╭─ Entries supplied
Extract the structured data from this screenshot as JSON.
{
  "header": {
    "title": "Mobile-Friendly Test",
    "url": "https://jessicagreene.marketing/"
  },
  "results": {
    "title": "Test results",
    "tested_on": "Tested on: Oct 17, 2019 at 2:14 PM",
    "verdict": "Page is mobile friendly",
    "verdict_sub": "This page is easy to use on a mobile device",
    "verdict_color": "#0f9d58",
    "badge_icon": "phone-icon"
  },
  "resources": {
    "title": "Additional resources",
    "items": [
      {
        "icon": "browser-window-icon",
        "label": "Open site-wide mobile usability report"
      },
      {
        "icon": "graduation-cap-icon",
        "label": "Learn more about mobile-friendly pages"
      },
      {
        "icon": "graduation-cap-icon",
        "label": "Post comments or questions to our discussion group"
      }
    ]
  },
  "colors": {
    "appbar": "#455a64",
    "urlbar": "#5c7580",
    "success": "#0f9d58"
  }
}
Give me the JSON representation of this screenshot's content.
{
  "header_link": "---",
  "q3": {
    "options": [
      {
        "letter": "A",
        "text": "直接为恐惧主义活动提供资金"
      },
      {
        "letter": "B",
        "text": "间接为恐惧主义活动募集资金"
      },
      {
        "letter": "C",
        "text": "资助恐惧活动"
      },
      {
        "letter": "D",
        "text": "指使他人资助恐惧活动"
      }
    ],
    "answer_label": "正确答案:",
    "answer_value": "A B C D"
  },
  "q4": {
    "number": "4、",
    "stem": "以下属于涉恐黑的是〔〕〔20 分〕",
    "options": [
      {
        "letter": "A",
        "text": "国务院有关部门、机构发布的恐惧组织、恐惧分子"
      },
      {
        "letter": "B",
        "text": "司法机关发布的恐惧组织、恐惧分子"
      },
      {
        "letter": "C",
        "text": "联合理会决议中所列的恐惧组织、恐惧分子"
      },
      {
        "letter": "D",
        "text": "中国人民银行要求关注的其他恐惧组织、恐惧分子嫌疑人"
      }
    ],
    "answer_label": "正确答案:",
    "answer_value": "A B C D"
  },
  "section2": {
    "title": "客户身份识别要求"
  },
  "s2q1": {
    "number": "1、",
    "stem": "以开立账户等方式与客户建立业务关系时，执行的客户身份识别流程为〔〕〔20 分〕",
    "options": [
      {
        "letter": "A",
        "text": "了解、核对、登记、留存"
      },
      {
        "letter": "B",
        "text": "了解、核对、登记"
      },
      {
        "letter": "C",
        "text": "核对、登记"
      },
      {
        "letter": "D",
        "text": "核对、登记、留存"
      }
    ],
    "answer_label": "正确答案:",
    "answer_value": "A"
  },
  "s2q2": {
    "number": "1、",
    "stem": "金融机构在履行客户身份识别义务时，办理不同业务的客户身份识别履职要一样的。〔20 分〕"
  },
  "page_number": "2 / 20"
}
╰─
◆ **What the task asks**
Write out every entry verbatim.

◆ **Written answer**
Extract the structured data from this screenshot as JSON.
{
  "header": {
    "title": "Mobile-Friendly Test",
    "url": "https://jessicagreene.marketing/"
  },
  "results": {
    "title": "Test results",
    "tested_on": "Tested on: Oct 17, 2019 at 2:14 PM",
    "verdict": "Page is mobile friendly",
    "verdict_sub": "This page is easy to use on a mobile device",
    "verdict_color": "#0f9d58",
    "badge_icon": "phone-icon"
  },
  "resources": {
    "title": "Additional resources",
    "items": [
      {
        "icon": "browser-window-icon",
        "label": "Open site-wide mobile usability report"
      },
      {
        "icon": "graduation-cap-icon",
        "label": "Learn more about mobile-friendly pages"
      },
      {
        "icon": "graduation-cap-icon",
        "label": "Post comments or questions to our discussion group"
      }
    ]
  },
  "colors": {
    "appbar": "#455a64",
    "urlbar": "#5c7580",
    "success": "#0f9d58"
  }
}
Give me the JSON representation of this screenshot's content.
{
  "header_link": "---",
  "q3": {
    "options": [
      {
        "letter": "A",
        "text": "直接为恐惧主义活动提供资金"
      },
      {
        "letter": "B",
        "text": "间接为恐惧主义活动募集资金"
      },
      {
        "letter": "C",
        "text": "资助恐惧活动"
      },
      {
        "letter": "D",
        "text": "指使他人资助恐惧活动"
      }
    ],
    "answer_label": "正确答案:",
    "answer_value": "A B C D"
  },
  "q4": {
    "number": "4、",
    "stem": "以下属于涉恐黑的是〔〕〔20 分〕",
    "options": [
      {
        "letter": "A",
        "text": "国务院有关部门、机构发布的恐惧组织、恐惧分子"
      },
      {
        "letter": "B",
        "text": "司法机关发布的恐惧组织、恐惧分子"
      },
      {
        "letter": "C",
        "text": "联合理会决议中所列的恐惧组织、恐惧分子"
      },
      {
        "letter": "D",
        "text": "中国人民银行要求关注的其他恐惧组织、恐惧分子嫌疑人"
      }
    ],
    "answer_label": "正确答案:",
    "answer_value": "A B C D"
  },
  "section2": {
    "title": "客户身份识别要求"
  },
  "s2q1": {
    "number": "1、",
    "stem": "以开立账户等方式与客户建立业务关系时，执行的客户身份识别流程为〔〕〔20 分〕",
    "options": [
      {
        "letter": "A",
        "text": "了解、核对、登记、留存"
      },
      {
        "letter": "B",
        "text": "了解、核对、登记"
      },
      {
        "letter": "C",
        "text": "核对、登记"
      },
      {
        "letter": "D",
        "text": "核对、登记、留存"
      }
    ],
    "answer_label": "正确答案:",
    "answer_value": "A"
  },
  "s2q2": {
    "number": "1、",
    "stem": "金融机构在履行客户身份识别义务时，办理不同业务的客户身份识别履职要一样的。〔20 分〕"
  },
  "page_number": "2 / 20"
}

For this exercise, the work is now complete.